> _Data for analysis_
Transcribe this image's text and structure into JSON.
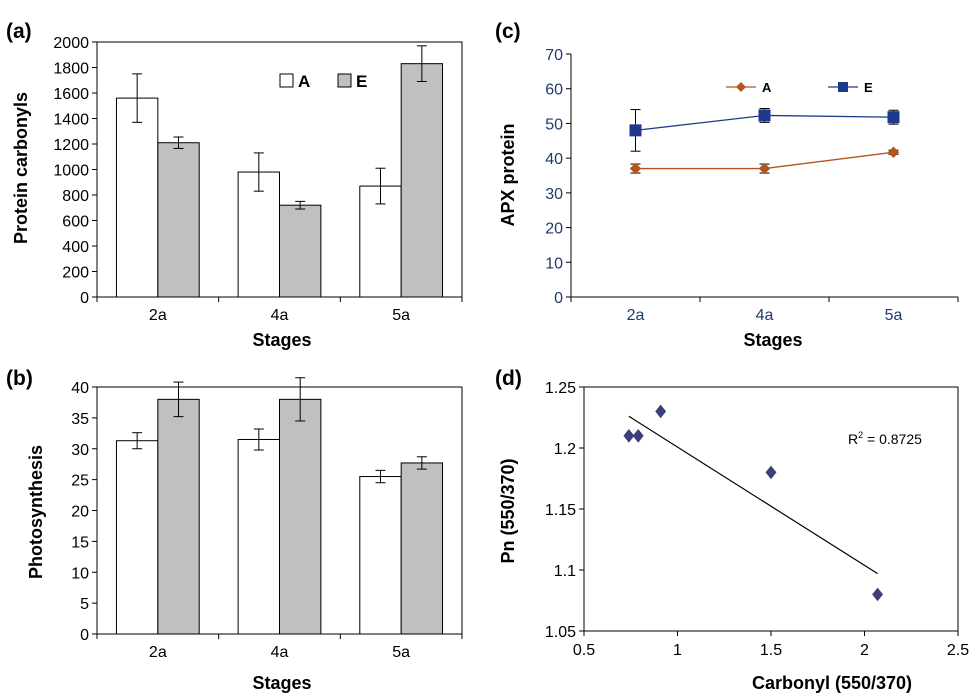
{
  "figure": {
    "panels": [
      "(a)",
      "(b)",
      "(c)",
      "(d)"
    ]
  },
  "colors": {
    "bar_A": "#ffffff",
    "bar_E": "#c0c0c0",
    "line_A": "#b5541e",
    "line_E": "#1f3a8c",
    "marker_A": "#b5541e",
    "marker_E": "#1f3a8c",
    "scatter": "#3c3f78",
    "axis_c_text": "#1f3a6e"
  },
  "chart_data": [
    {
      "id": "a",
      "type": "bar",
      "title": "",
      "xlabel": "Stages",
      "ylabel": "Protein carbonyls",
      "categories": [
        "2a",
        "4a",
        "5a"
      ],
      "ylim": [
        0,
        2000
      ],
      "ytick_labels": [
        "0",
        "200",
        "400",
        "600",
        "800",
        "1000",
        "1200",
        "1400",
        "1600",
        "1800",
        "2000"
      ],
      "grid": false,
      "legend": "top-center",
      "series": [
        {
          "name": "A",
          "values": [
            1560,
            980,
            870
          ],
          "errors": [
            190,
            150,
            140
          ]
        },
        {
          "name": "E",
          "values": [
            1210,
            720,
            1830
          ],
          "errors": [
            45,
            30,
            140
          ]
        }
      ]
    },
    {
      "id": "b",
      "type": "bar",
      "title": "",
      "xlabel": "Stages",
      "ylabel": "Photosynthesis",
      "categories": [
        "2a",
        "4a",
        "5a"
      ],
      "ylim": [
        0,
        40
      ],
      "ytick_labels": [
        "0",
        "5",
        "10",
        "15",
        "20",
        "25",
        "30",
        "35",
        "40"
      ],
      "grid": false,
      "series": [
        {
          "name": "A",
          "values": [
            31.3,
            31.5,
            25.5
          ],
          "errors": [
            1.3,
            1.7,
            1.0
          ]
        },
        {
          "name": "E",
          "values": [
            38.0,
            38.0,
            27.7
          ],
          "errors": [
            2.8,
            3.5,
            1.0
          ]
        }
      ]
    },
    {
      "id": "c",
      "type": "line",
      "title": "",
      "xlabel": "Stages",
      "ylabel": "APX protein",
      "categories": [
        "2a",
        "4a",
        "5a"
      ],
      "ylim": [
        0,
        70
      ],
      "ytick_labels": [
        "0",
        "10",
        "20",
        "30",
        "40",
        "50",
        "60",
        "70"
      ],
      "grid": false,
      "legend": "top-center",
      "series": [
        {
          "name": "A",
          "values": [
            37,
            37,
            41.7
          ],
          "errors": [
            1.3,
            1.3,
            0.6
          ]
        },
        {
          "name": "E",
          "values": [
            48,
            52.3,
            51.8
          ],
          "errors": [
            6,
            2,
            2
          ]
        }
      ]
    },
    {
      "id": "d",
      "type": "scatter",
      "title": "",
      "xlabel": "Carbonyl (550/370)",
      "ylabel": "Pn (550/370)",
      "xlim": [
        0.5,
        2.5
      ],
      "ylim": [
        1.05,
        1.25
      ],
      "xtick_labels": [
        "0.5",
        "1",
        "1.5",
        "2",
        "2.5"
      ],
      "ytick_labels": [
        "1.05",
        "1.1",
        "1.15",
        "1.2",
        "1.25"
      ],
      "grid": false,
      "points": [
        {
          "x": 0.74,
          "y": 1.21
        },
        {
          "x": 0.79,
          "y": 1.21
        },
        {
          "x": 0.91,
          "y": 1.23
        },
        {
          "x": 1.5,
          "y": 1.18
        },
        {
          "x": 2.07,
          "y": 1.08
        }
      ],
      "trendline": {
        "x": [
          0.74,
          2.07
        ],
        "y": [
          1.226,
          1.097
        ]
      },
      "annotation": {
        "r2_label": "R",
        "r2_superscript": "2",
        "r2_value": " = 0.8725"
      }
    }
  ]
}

> _Aim of the task_
Repeat the data in full, exactly as it stands, but drop every picture.

> _Completed task_
Transcribe this image's text and structure into JSON.
{
  "figure": {
    "panels": [
      "(a)",
      "(b)",
      "(c)",
      "(d)"
    ]
  },
  "colors": {
    "bar_A": "#ffffff",
    "bar_E": "#c0c0c0",
    "line_A": "#b5541e",
    "line_E": "#1f3a8c",
    "marker_A": "#b5541e",
    "marker_E": "#1f3a8c",
    "scatter": "#3c3f78",
    "axis_c_text": "#1f3a6e"
  },
  "chart_data": [
    {
      "id": "a",
      "type": "bar",
      "title": "",
      "xlabel": "Stages",
      "ylabel": "Protein carbonyls",
      "categories": [
        "2a",
        "4a",
        "5a"
      ],
      "ylim": [
        0,
        2000
      ],
      "ytick_labels": [
        "0",
        "200",
        "400",
        "600",
        "800",
        "1000",
        "1200",
        "1400",
        "1600",
        "1800",
        "2000"
      ],
      "grid": false,
      "legend": "top-center",
      "series": [
        {
          "name": "A",
          "values": [
            1560,
            980,
            870
          ],
          "errors": [
            190,
            150,
            140
          ]
        },
        {
          "name": "E",
          "values": [
            1210,
            720,
            1830
          ],
          "errors": [
            45,
            30,
            140
          ]
        }
      ]
    },
    {
      "id": "b",
      "type": "bar",
      "title": "",
      "xlabel": "Stages",
      "ylabel": "Photosynthesis",
      "categories": [
        "2a",
        "4a",
        "5a"
      ],
      "ylim": [
        0,
        40
      ],
      "ytick_labels": [
        "0",
        "5",
        "10",
        "15",
        "20",
        "25",
        "30",
        "35",
        "40"
      ],
      "grid": false,
      "series": [
        {
          "name": "A",
          "values": [
            31.3,
            31.5,
            25.5
          ],
          "errors": [
            1.3,
            1.7,
            1.0
          ]
        },
        {
          "name": "E",
          "values": [
            38.0,
            38.0,
            27.7
          ],
          "errors": [
            2.8,
            3.5,
            1.0
          ]
        }
      ]
    },
    {
      "id": "c",
      "type": "line",
      "title": "",
      "xlabel": "Stages",
      "ylabel": "APX protein",
      "categories": [
        "2a",
        "4a",
        "5a"
      ],
      "ylim": [
        0,
        70
      ],
      "ytick_labels": [
        "0",
        "10",
        "20",
        "30",
        "40",
        "50",
        "60",
        "70"
      ],
      "grid": false,
      "legend": "top-center",
      "series": [
        {
          "name": "A",
          "values": [
            37,
            37,
            41.7
          ],
          "errors": [
            1.3,
            1.3,
            0.6
          ]
        },
        {
          "name": "E",
          "values": [
            48,
            52.3,
            51.8
          ],
          "errors": [
            6,
            2,
            2
          ]
        }
      ]
    },
    {
      "id": "d",
      "type": "scatter",
      "title": "",
      "xlabel": "Carbonyl (550/370)",
      "ylabel": "Pn (550/370)",
      "xlim": [
        0.5,
        2.5
      ],
      "ylim": [
        1.05,
        1.25
      ],
      "xtick_labels": [
        "0.5",
        "1",
        "1.5",
        "2",
        "2.5"
      ],
      "ytick_labels": [
        "1.05",
        "1.1",
        "1.15",
        "1.2",
        "1.25"
      ],
      "grid": false,
      "points": [
        {
          "x": 0.74,
          "y": 1.21
        },
        {
          "x": 0.79,
          "y": 1.21
        },
        {
          "x": 0.91,
          "y": 1.23
        },
        {
          "x": 1.5,
          "y": 1.18
        },
        {
          "x": 2.07,
          "y": 1.08
        }
      ],
      "trendline": {
        "x": [
          0.74,
          2.07
        ],
        "y": [
          1.226,
          1.097
        ]
      },
      "annotation": {
        "r2_label": "R",
        "r2_superscript": "2",
        "r2_value": " = 0.8725"
      }
    }
  ]
}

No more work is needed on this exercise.